▶ _Your task_
Copy each line of the entries that contains the word "structured".

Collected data

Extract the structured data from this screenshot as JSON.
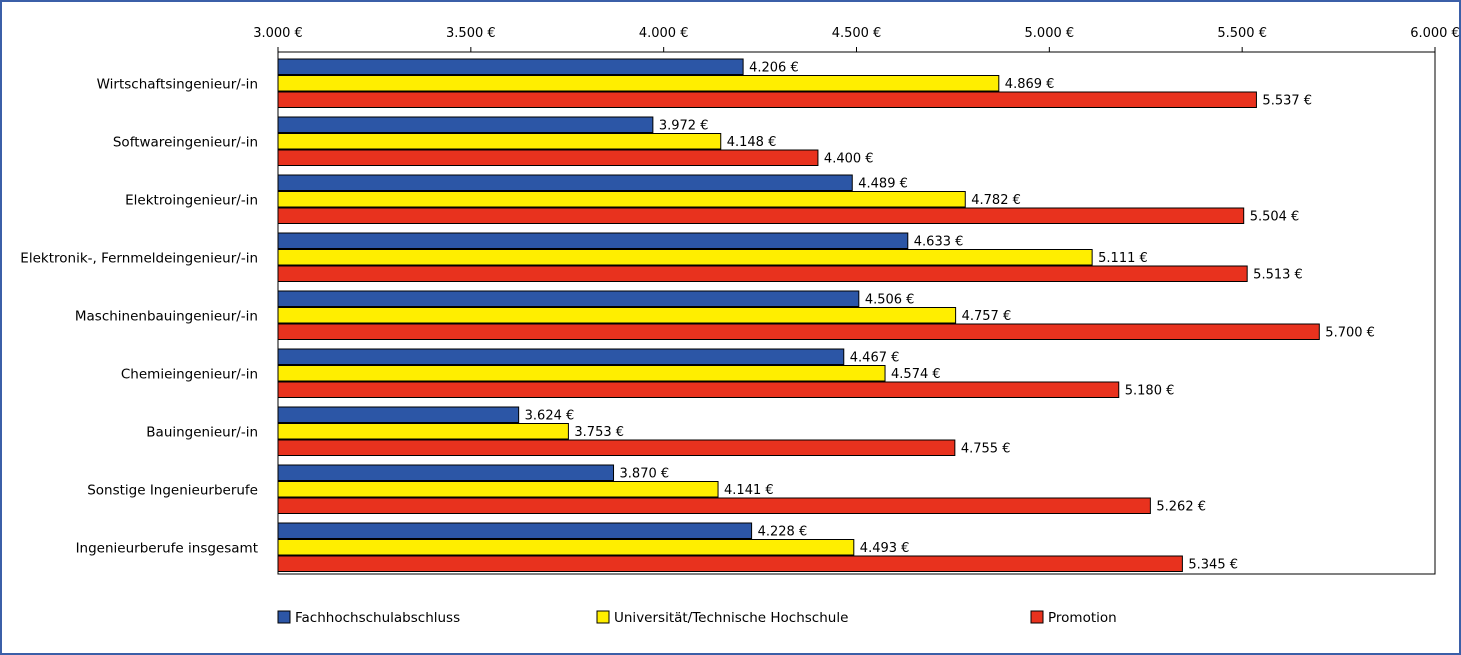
{
  "chart_data": {
    "type": "bar",
    "orientation": "horizontal",
    "title": "",
    "xlabel": "",
    "ylabel": "",
    "xlim": [
      3000,
      6000
    ],
    "tick_values": [
      3000,
      3500,
      4000,
      4500,
      5000,
      5500,
      6000
    ],
    "tick_labels": [
      "3.000 €",
      "3.500 €",
      "4.000 €",
      "4.500 €",
      "5.000 €",
      "5.500 €",
      "6.000 €"
    ],
    "grid": false,
    "legend_position": "bottom",
    "categories": [
      "Wirtschaftsingenieur/-in",
      "Softwareingenieur/-in",
      "Elektroingenieur/-in",
      "Elektronik-, Fernmeldeingenieur/-in",
      "Maschinenbauingenieur/-in",
      "Chemieingenieur/-in",
      "Bauingenieur/-in",
      "Sonstige Ingenieurberufe",
      "Ingenieurberufe insgesamt"
    ],
    "series": [
      {
        "name": "Fachhochschulabschluss",
        "color": "#2c56a6",
        "values": [
          4206,
          3972,
          4489,
          4633,
          4506,
          4467,
          3624,
          3870,
          4228
        ],
        "labels": [
          "4.206 €",
          "3.972 €",
          "4.489 €",
          "4.633 €",
          "4.506 €",
          "4.467 €",
          "3.624 €",
          "3.870 €",
          "4.228 €"
        ]
      },
      {
        "name": "Universität/Technische Hochschule",
        "color": "#ffee00",
        "values": [
          4869,
          4148,
          4782,
          5111,
          4757,
          4574,
          3753,
          4141,
          4493
        ],
        "labels": [
          "4.869 €",
          "4.148 €",
          "4.782 €",
          "5.111 €",
          "4.757 €",
          "4.574 €",
          "3.753 €",
          "4.141 €",
          "4.493 €"
        ]
      },
      {
        "name": "Promotion",
        "color": "#e8321e",
        "values": [
          5537,
          4400,
          5504,
          5513,
          5700,
          5180,
          4755,
          5262,
          5345
        ],
        "labels": [
          "5.537 €",
          "4.400 €",
          "5.504 €",
          "5.513 €",
          "5.700 €",
          "5.180 €",
          "4.755 €",
          "5.262 €",
          "5.345 €"
        ]
      }
    ]
  }
}
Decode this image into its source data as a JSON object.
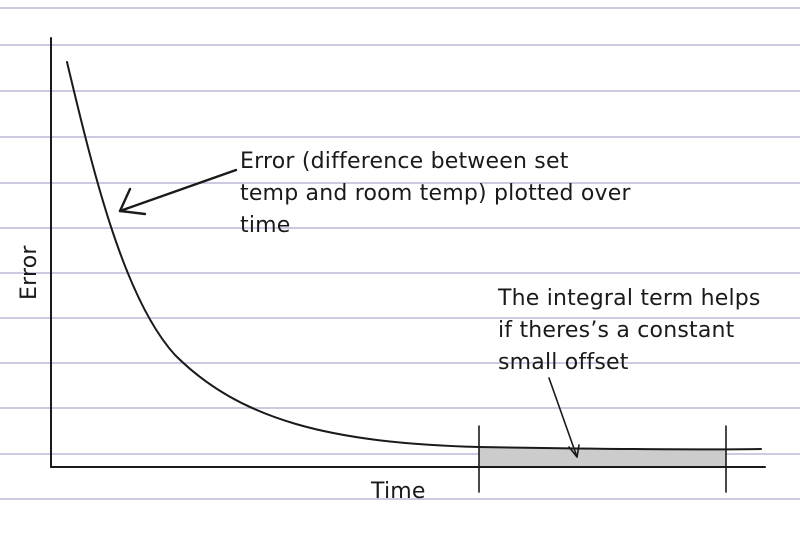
{
  "diagram": {
    "y_axis_label": "Error",
    "x_axis_label": "Time",
    "error_note": {
      "lines": [
        "Error (difference between set",
        "temp and room temp) plotted over",
        "time"
      ]
    },
    "integral_note": {
      "lines": [
        "The integral term helps",
        "if theres’s a constant",
        "small offset"
      ]
    },
    "colors": {
      "ink": "#1a1a1a",
      "ruled_lines": "#b9b9d8",
      "shaded_offset": "#cccccc",
      "paper": "#ffffff"
    }
  }
}
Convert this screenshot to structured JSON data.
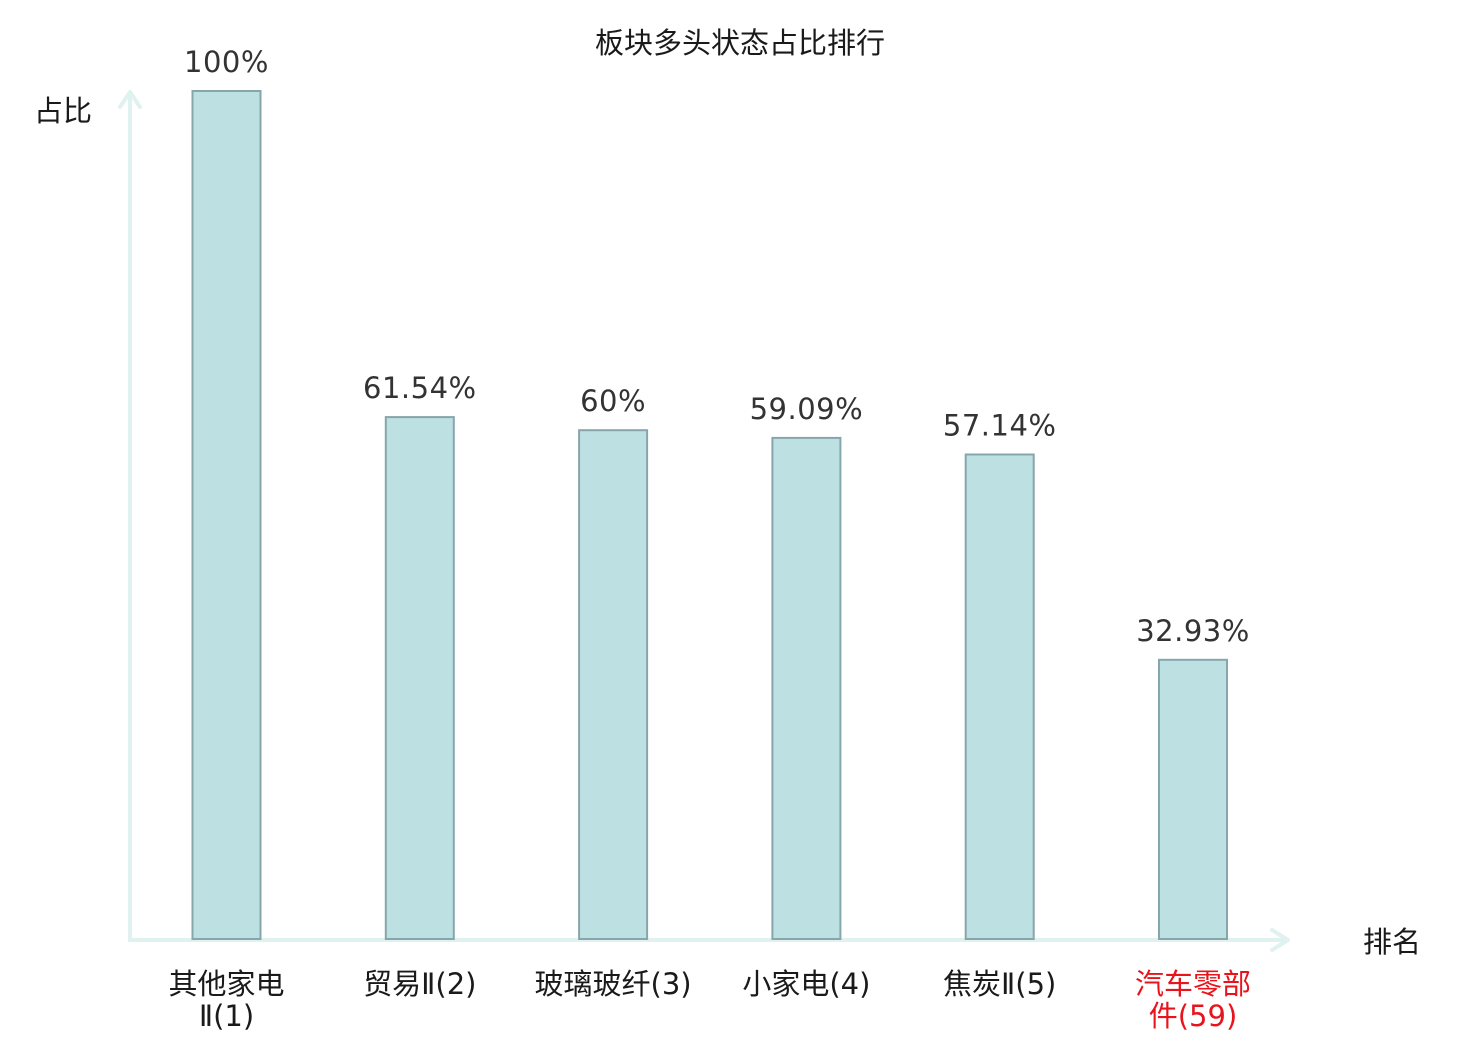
{
  "chart_data": {
    "type": "bar",
    "title": "板块多头状态占比排行",
    "xlabel": "排名",
    "ylabel": "占比",
    "ylim": [
      0,
      100
    ],
    "grid": false,
    "legend": "none",
    "categories": [
      {
        "name": "其他家电Ⅱ",
        "rank": "(1)",
        "lines": [
          "其他家电",
          "Ⅱ(1)"
        ],
        "highlight": false
      },
      {
        "name": "贸易Ⅱ",
        "rank": "(2)",
        "lines": [
          "贸易Ⅱ(2)"
        ],
        "highlight": false
      },
      {
        "name": "玻璃玻纤",
        "rank": "(3)",
        "lines": [
          "玻璃玻纤(3)"
        ],
        "highlight": false
      },
      {
        "name": "小家电",
        "rank": "(4)",
        "lines": [
          "小家电(4)"
        ],
        "highlight": false
      },
      {
        "name": "焦炭Ⅱ",
        "rank": "(5)",
        "lines": [
          "焦炭Ⅱ(5)"
        ],
        "highlight": false
      },
      {
        "name": "汽车零部件",
        "rank": "(59)",
        "lines": [
          "汽车零部",
          "件(59)"
        ],
        "highlight": true
      }
    ],
    "values": [
      100,
      61.54,
      60,
      59.09,
      57.14,
      32.93
    ],
    "value_labels": [
      "100%",
      "61.54%",
      "60%",
      "59.09%",
      "57.14%",
      "32.93%"
    ],
    "colors": {
      "bar_fill": "#bde0e3",
      "bar_stroke": "#86a6ab",
      "axis": "#e0f2ef",
      "highlight_text": "#e8141c",
      "text": "#1a1a1a",
      "value_text": "#333333"
    }
  }
}
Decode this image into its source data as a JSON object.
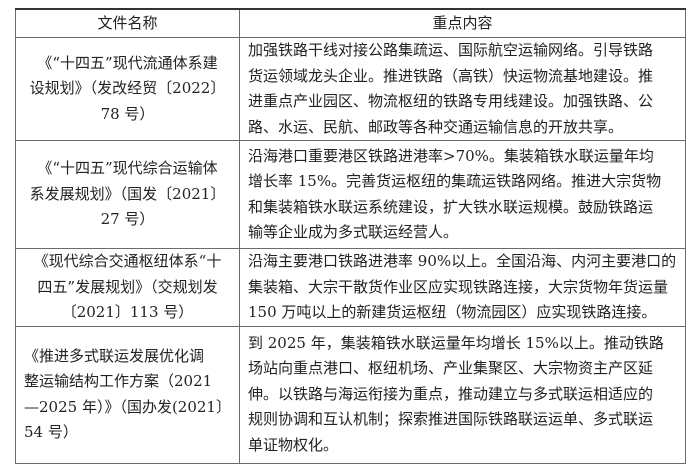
{
  "table": {
    "headers": [
      "文件名称",
      "重点内容"
    ],
    "rows": [
      {
        "name": [
          "《“十四五”现代流通体系建",
          "设规划》（发改经贸〔2022〕",
          "78 号）"
        ],
        "content": [
          "加强铁路干线对接公路集疏运、国际航空运输网络。引导铁路",
          "货运领域龙头企业。推进铁路（高铁）快运物流基地建设。推",
          "进重点产业园区、物流枢纽的铁路专用线建设。加强铁路、公",
          "路、水运、民航、邮政等各种交通运输信息的开放共享。"
        ]
      },
      {
        "name": [
          "《“十四五”现代综合运输体",
          "系发展规划》（国发〔2021〕",
          "27 号）"
        ],
        "content": [
          "沿海港口重要港区铁路进港率>70%。集装箱铁水联运量年均",
          "增长率 15%。完善货运枢纽的集疏运铁路网络。推进大宗货物",
          "和集装箱铁水联运系统建设，扩大铁水联运规模。鼓励铁路运",
          "输等企业成为多式联运经营人。"
        ]
      },
      {
        "name": [
          "《现代综合交通枢纽体系“十",
          "四五”发展规划》（交规划发",
          "〔2021〕113 号）"
        ],
        "content": [
          "沿海主要港口铁路进港率 90%以上。全国沿海、内河主要港口的",
          "集装箱、大宗干散货作业区应实现铁路连接，大宗货物年货运量",
          "150 万吨以上的新建货运枢纽（物流园区）应实现铁路连接。"
        ]
      },
      {
        "name": [
          "《推进多式联运发展优化调",
          "整运输结构工作方案（2021",
          "—2025 年）》（国办发(2021〕",
          "54 号）"
        ],
        "content": [
          "到 2025 年，集装箱铁水联运量年均增长 15%以上。推动铁路",
          "场站向重点港口、枢纽机场、产业集聚区、大宗物资主产区延",
          "伸。以铁路与海运衔接为重点，推动建立与多式联运相适应的",
          "规则协调和互认机制；探索推进国际铁路联运运单、多式联运",
          "单证物权化。"
        ]
      }
    ]
  }
}
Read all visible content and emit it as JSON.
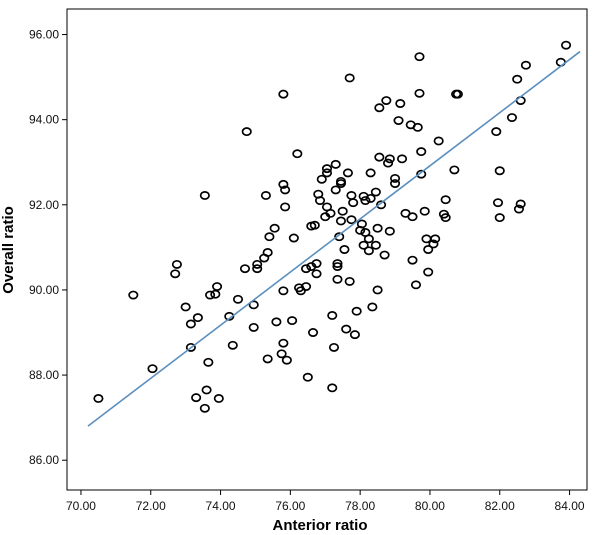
{
  "chart_data": {
    "type": "scatter",
    "title": "",
    "xlabel": "Anterior ratio",
    "ylabel": "Overall ratio",
    "xlim": [
      69.6,
      84.5
    ],
    "ylim": [
      85.3,
      96.6
    ],
    "xticks": [
      "70.00",
      "72.00",
      "74.00",
      "76.00",
      "78.00",
      "80.00",
      "82.00",
      "84.00"
    ],
    "yticks": [
      "86.00",
      "88.00",
      "90.00",
      "92.00",
      "94.00",
      "96.00"
    ],
    "grid": false,
    "marker_color": "#000000",
    "fit_line_color": "#5b8fbe",
    "fit_line": {
      "x": [
        70.2,
        84.3
      ],
      "y": [
        86.8,
        95.6
      ]
    },
    "points": [
      [
        70.5,
        87.45
      ],
      [
        71.5,
        89.88
      ],
      [
        72.05,
        88.15
      ],
      [
        72.75,
        90.6
      ],
      [
        72.7,
        90.38
      ],
      [
        73.0,
        89.6
      ],
      [
        73.15,
        89.2
      ],
      [
        73.15,
        88.65
      ],
      [
        73.3,
        87.47
      ],
      [
        73.35,
        89.35
      ],
      [
        73.55,
        92.22
      ],
      [
        73.55,
        87.22
      ],
      [
        73.6,
        87.65
      ],
      [
        73.65,
        88.3
      ],
      [
        73.7,
        89.88
      ],
      [
        73.85,
        89.9
      ],
      [
        73.9,
        90.08
      ],
      [
        73.95,
        87.45
      ],
      [
        74.25,
        89.38
      ],
      [
        74.35,
        88.7
      ],
      [
        74.5,
        89.78
      ],
      [
        74.7,
        90.5
      ],
      [
        74.75,
        93.72
      ],
      [
        74.95,
        89.12
      ],
      [
        74.95,
        89.65
      ],
      [
        75.05,
        90.6
      ],
      [
        75.05,
        90.5
      ],
      [
        75.25,
        90.75
      ],
      [
        75.3,
        92.22
      ],
      [
        75.35,
        88.38
      ],
      [
        75.35,
        90.88
      ],
      [
        75.4,
        91.25
      ],
      [
        75.55,
        91.45
      ],
      [
        75.6,
        89.25
      ],
      [
        75.75,
        88.5
      ],
      [
        75.8,
        88.75
      ],
      [
        75.8,
        89.98
      ],
      [
        75.8,
        92.48
      ],
      [
        75.85,
        92.35
      ],
      [
        75.8,
        94.6
      ],
      [
        75.85,
        91.95
      ],
      [
        75.9,
        88.35
      ],
      [
        76.05,
        89.28
      ],
      [
        76.1,
        91.22
      ],
      [
        76.2,
        93.2
      ],
      [
        76.25,
        90.05
      ],
      [
        76.3,
        89.98
      ],
      [
        76.45,
        90.5
      ],
      [
        76.45,
        90.08
      ],
      [
        76.5,
        87.95
      ],
      [
        76.6,
        91.5
      ],
      [
        76.6,
        90.55
      ],
      [
        76.65,
        89.0
      ],
      [
        76.7,
        91.52
      ],
      [
        76.75,
        90.62
      ],
      [
        76.75,
        90.38
      ],
      [
        76.8,
        92.25
      ],
      [
        76.85,
        92.1
      ],
      [
        76.9,
        92.6
      ],
      [
        77.0,
        91.72
      ],
      [
        77.05,
        92.75
      ],
      [
        77.05,
        92.85
      ],
      [
        77.05,
        91.95
      ],
      [
        77.15,
        91.8
      ],
      [
        77.2,
        89.4
      ],
      [
        77.25,
        88.65
      ],
      [
        77.2,
        87.7
      ],
      [
        77.3,
        92.35
      ],
      [
        77.3,
        92.95
      ],
      [
        77.35,
        90.55
      ],
      [
        77.35,
        90.62
      ],
      [
        77.35,
        90.25
      ],
      [
        77.4,
        91.25
      ],
      [
        77.45,
        92.55
      ],
      [
        77.45,
        92.5
      ],
      [
        77.45,
        91.62
      ],
      [
        77.5,
        91.85
      ],
      [
        77.55,
        90.95
      ],
      [
        77.6,
        89.08
      ],
      [
        77.65,
        92.75
      ],
      [
        77.7,
        94.98
      ],
      [
        77.7,
        90.2
      ],
      [
        77.75,
        91.65
      ],
      [
        77.75,
        92.22
      ],
      [
        77.8,
        92.05
      ],
      [
        77.85,
        88.95
      ],
      [
        77.9,
        89.5
      ],
      [
        78.0,
        91.4
      ],
      [
        78.05,
        91.55
      ],
      [
        78.1,
        91.05
      ],
      [
        78.1,
        92.2
      ],
      [
        78.15,
        92.1
      ],
      [
        78.15,
        91.35
      ],
      [
        78.25,
        91.2
      ],
      [
        78.25,
        90.92
      ],
      [
        78.3,
        92.75
      ],
      [
        78.3,
        92.15
      ],
      [
        78.35,
        89.6
      ],
      [
        78.45,
        92.3
      ],
      [
        78.45,
        91.05
      ],
      [
        78.5,
        90.0
      ],
      [
        78.5,
        91.45
      ],
      [
        78.55,
        93.12
      ],
      [
        78.55,
        94.28
      ],
      [
        78.6,
        92.0
      ],
      [
        78.7,
        90.82
      ],
      [
        78.75,
        94.45
      ],
      [
        78.8,
        92.98
      ],
      [
        78.85,
        91.38
      ],
      [
        78.85,
        93.08
      ],
      [
        79.0,
        92.62
      ],
      [
        79.0,
        92.5
      ],
      [
        79.1,
        93.98
      ],
      [
        79.15,
        94.38
      ],
      [
        79.2,
        93.08
      ],
      [
        79.3,
        91.8
      ],
      [
        79.45,
        93.88
      ],
      [
        79.5,
        90.7
      ],
      [
        79.5,
        91.72
      ],
      [
        79.6,
        90.12
      ],
      [
        79.65,
        93.82
      ],
      [
        79.7,
        95.48
      ],
      [
        79.7,
        94.62
      ],
      [
        79.75,
        92.72
      ],
      [
        79.75,
        93.25
      ],
      [
        79.85,
        91.85
      ],
      [
        79.9,
        91.2
      ],
      [
        79.95,
        90.42
      ],
      [
        79.95,
        90.95
      ],
      [
        80.1,
        91.08
      ],
      [
        80.15,
        91.2
      ],
      [
        80.25,
        93.5
      ],
      [
        80.4,
        91.78
      ],
      [
        80.45,
        91.7
      ],
      [
        80.45,
        92.12
      ],
      [
        80.7,
        92.82
      ],
      [
        80.75,
        94.6
      ],
      [
        80.8,
        94.6
      ],
      [
        81.9,
        93.72
      ],
      [
        81.95,
        92.05
      ],
      [
        82.0,
        91.7
      ],
      [
        82.0,
        92.8
      ],
      [
        82.35,
        94.05
      ],
      [
        82.5,
        94.95
      ],
      [
        82.55,
        91.9
      ],
      [
        82.6,
        92.02
      ],
      [
        82.6,
        94.45
      ],
      [
        82.75,
        95.28
      ],
      [
        83.75,
        95.35
      ],
      [
        83.9,
        95.75
      ]
    ]
  }
}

▶ _Response below_
Extract the structured data from this screenshot as JSON.
Convert this screenshot to structured JSON data.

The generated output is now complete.